Write the data out again exactly, dropping any images it holds.

(Stored items from a collection)
----

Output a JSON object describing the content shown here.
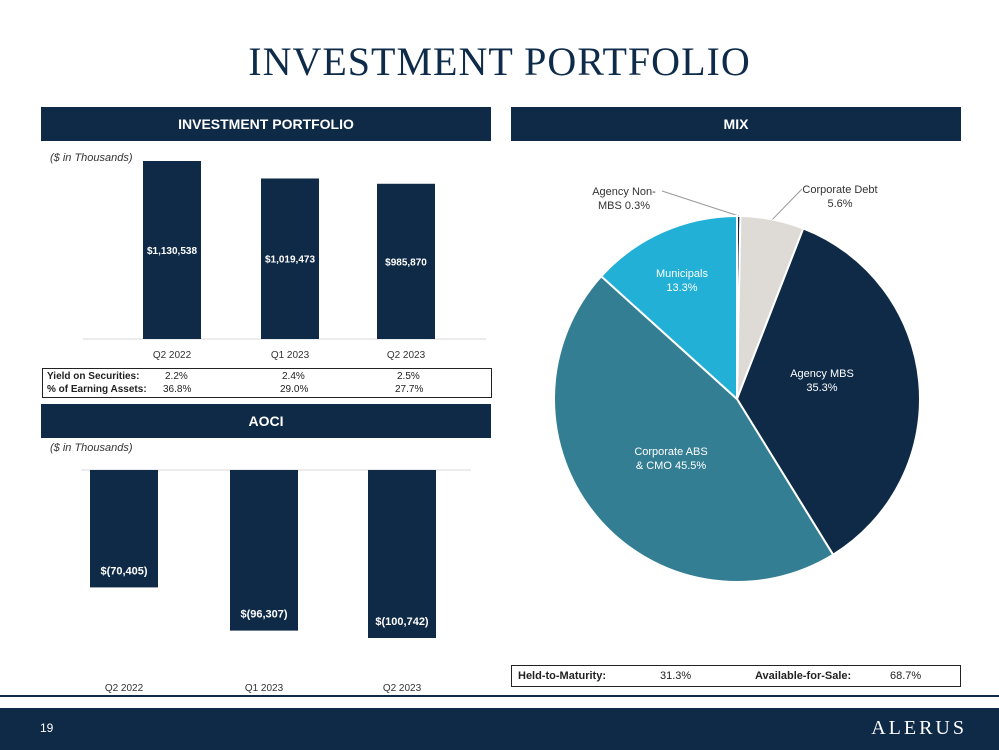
{
  "title": "INVESTMENT PORTFOLIO",
  "portfolio_header": "INVESTMENT PORTFOLIO",
  "mix_header": "MIX",
  "aoci_header": "AOCI",
  "unit_note_portfolio": "($ in Thousands)",
  "unit_note_aoci": "($ in Thousands)",
  "yield_table": {
    "rows": [
      {
        "label": "Yield on Securities:",
        "values": [
          "2.2%",
          "2.4%",
          "2.5%"
        ]
      },
      {
        "label": "% of Earning Assets:",
        "values": [
          "36.8%",
          "29.0%",
          "27.7%"
        ]
      }
    ]
  },
  "htm_afs": {
    "htm_label": "Held-to-Maturity:",
    "htm_value": "31.3%",
    "afs_label": "Available-for-Sale:",
    "afs_value": "68.7%"
  },
  "footer": {
    "page_number": "19",
    "brand": "ALERUS"
  },
  "colors": {
    "navy": "#0e2a47",
    "agency_mbs": "#0e2a47",
    "corporate_abs": "#347e93",
    "municipals": "#22b0d6",
    "agency_non_mbs": "#0e2a47",
    "corporate_debt": "#dedbd6"
  },
  "chart_data": [
    {
      "type": "bar",
      "categories": [
        "Q2 2022",
        "Q1 2023",
        "Q2 2023"
      ],
      "values": [
        1130538,
        1019473,
        985870
      ],
      "labels": [
        "$1,130,538",
        "$1,019,473",
        "$985,870"
      ],
      "ylim": [
        0,
        1130538
      ]
    },
    {
      "type": "bar",
      "categories": [
        "Q2 2022",
        "Q1 2023",
        "Q2 2023"
      ],
      "values": [
        -70405,
        -96307,
        -100742
      ],
      "labels": [
        "$(70,405)",
        "$(96,307)",
        "$(100,742)"
      ],
      "ylim": [
        -100742,
        0
      ]
    },
    {
      "type": "pie",
      "slices": [
        {
          "name": "Agency Non-MBS",
          "value": 0.3,
          "label_lines": [
            "Agency Non-",
            "MBS 0.3%"
          ],
          "color": "#0e2a47"
        },
        {
          "name": "Corporate Debt",
          "value": 5.6,
          "label_lines": [
            "Corporate Debt",
            "5.6%"
          ],
          "color": "#dedbd6"
        },
        {
          "name": "Agency MBS",
          "value": 35.3,
          "label_lines": [
            "Agency MBS",
            "35.3%"
          ],
          "color": "#0e2a47"
        },
        {
          "name": "Corporate ABS & CMO",
          "value": 45.5,
          "label_lines": [
            "Corporate ABS",
            "& CMO 45.5%"
          ],
          "color": "#347e93"
        },
        {
          "name": "Municipals",
          "value": 13.3,
          "label_lines": [
            "Municipals",
            "13.3%"
          ],
          "color": "#22b0d6"
        }
      ]
    }
  ]
}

----

EXERCISE RESPONSE
Output a JSON object describing the content shown here.
{
  "title": "INVESTMENT PORTFOLIO",
  "portfolio_header": "INVESTMENT PORTFOLIO",
  "mix_header": "MIX",
  "aoci_header": "AOCI",
  "unit_note_portfolio": "($ in Thousands)",
  "unit_note_aoci": "($ in Thousands)",
  "yield_table": {
    "rows": [
      {
        "label": "Yield on Securities:",
        "values": [
          "2.2%",
          "2.4%",
          "2.5%"
        ]
      },
      {
        "label": "% of Earning Assets:",
        "values": [
          "36.8%",
          "29.0%",
          "27.7%"
        ]
      }
    ]
  },
  "htm_afs": {
    "htm_label": "Held-to-Maturity:",
    "htm_value": "31.3%",
    "afs_label": "Available-for-Sale:",
    "afs_value": "68.7%"
  },
  "footer": {
    "page_number": "19",
    "brand": "ALERUS"
  },
  "colors": {
    "navy": "#0e2a47",
    "agency_mbs": "#0e2a47",
    "corporate_abs": "#347e93",
    "municipals": "#22b0d6",
    "agency_non_mbs": "#0e2a47",
    "corporate_debt": "#dedbd6"
  },
  "chart_data": [
    {
      "type": "bar",
      "categories": [
        "Q2 2022",
        "Q1 2023",
        "Q2 2023"
      ],
      "values": [
        1130538,
        1019473,
        985870
      ],
      "labels": [
        "$1,130,538",
        "$1,019,473",
        "$985,870"
      ],
      "ylim": [
        0,
        1130538
      ]
    },
    {
      "type": "bar",
      "categories": [
        "Q2 2022",
        "Q1 2023",
        "Q2 2023"
      ],
      "values": [
        -70405,
        -96307,
        -100742
      ],
      "labels": [
        "$(70,405)",
        "$(96,307)",
        "$(100,742)"
      ],
      "ylim": [
        -100742,
        0
      ]
    },
    {
      "type": "pie",
      "slices": [
        {
          "name": "Agency Non-MBS",
          "value": 0.3,
          "label_lines": [
            "Agency Non-",
            "MBS 0.3%"
          ],
          "color": "#0e2a47"
        },
        {
          "name": "Corporate Debt",
          "value": 5.6,
          "label_lines": [
            "Corporate Debt",
            "5.6%"
          ],
          "color": "#dedbd6"
        },
        {
          "name": "Agency MBS",
          "value": 35.3,
          "label_lines": [
            "Agency MBS",
            "35.3%"
          ],
          "color": "#0e2a47"
        },
        {
          "name": "Corporate ABS & CMO",
          "value": 45.5,
          "label_lines": [
            "Corporate ABS",
            "& CMO 45.5%"
          ],
          "color": "#347e93"
        },
        {
          "name": "Municipals",
          "value": 13.3,
          "label_lines": [
            "Municipals",
            "13.3%"
          ],
          "color": "#22b0d6"
        }
      ]
    }
  ]
}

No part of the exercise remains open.